— START OF Input material —
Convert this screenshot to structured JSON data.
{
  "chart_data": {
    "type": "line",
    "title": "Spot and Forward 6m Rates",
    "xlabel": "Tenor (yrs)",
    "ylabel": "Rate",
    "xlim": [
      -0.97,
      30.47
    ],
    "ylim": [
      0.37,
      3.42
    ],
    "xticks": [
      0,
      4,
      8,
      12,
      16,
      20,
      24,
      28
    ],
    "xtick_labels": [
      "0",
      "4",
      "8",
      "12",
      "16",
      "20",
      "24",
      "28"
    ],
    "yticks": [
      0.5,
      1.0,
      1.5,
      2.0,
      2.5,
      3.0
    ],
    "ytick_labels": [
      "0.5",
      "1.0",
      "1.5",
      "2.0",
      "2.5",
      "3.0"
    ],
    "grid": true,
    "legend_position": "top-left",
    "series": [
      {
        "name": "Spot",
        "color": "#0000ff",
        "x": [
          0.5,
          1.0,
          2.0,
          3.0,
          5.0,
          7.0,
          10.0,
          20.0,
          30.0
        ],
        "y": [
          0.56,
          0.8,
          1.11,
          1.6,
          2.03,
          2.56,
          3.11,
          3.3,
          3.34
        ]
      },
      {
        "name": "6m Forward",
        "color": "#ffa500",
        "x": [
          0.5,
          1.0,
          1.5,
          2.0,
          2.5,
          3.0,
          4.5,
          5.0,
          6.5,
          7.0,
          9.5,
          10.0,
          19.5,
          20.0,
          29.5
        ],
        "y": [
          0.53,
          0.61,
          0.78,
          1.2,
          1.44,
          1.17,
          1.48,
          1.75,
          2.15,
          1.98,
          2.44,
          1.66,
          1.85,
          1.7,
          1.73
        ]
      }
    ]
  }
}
— END OF Input material —
## Set task
Copy the entries above exactly, leaving none out.

## Answer to this exercise
Convert this screenshot to structured JSON data.
{
  "chart_data": {
    "type": "line",
    "title": "Spot and Forward 6m Rates",
    "xlabel": "Tenor (yrs)",
    "ylabel": "Rate",
    "xlim": [
      -0.97,
      30.47
    ],
    "ylim": [
      0.37,
      3.42
    ],
    "xticks": [
      0,
      4,
      8,
      12,
      16,
      20,
      24,
      28
    ],
    "xtick_labels": [
      "0",
      "4",
      "8",
      "12",
      "16",
      "20",
      "24",
      "28"
    ],
    "yticks": [
      0.5,
      1.0,
      1.5,
      2.0,
      2.5,
      3.0
    ],
    "ytick_labels": [
      "0.5",
      "1.0",
      "1.5",
      "2.0",
      "2.5",
      "3.0"
    ],
    "grid": true,
    "legend_position": "top-left",
    "series": [
      {
        "name": "Spot",
        "color": "#0000ff",
        "x": [
          0.5,
          1.0,
          2.0,
          3.0,
          5.0,
          7.0,
          10.0,
          20.0,
          30.0
        ],
        "y": [
          0.56,
          0.8,
          1.11,
          1.6,
          2.03,
          2.56,
          3.11,
          3.3,
          3.34
        ]
      },
      {
        "name": "6m Forward",
        "color": "#ffa500",
        "x": [
          0.5,
          1.0,
          1.5,
          2.0,
          2.5,
          3.0,
          4.5,
          5.0,
          6.5,
          7.0,
          9.5,
          10.0,
          19.5,
          20.0,
          29.5
        ],
        "y": [
          0.53,
          0.61,
          0.78,
          1.2,
          1.44,
          1.17,
          1.48,
          1.75,
          2.15,
          1.98,
          2.44,
          1.66,
          1.85,
          1.7,
          1.73
        ]
      }
    ]
  }
}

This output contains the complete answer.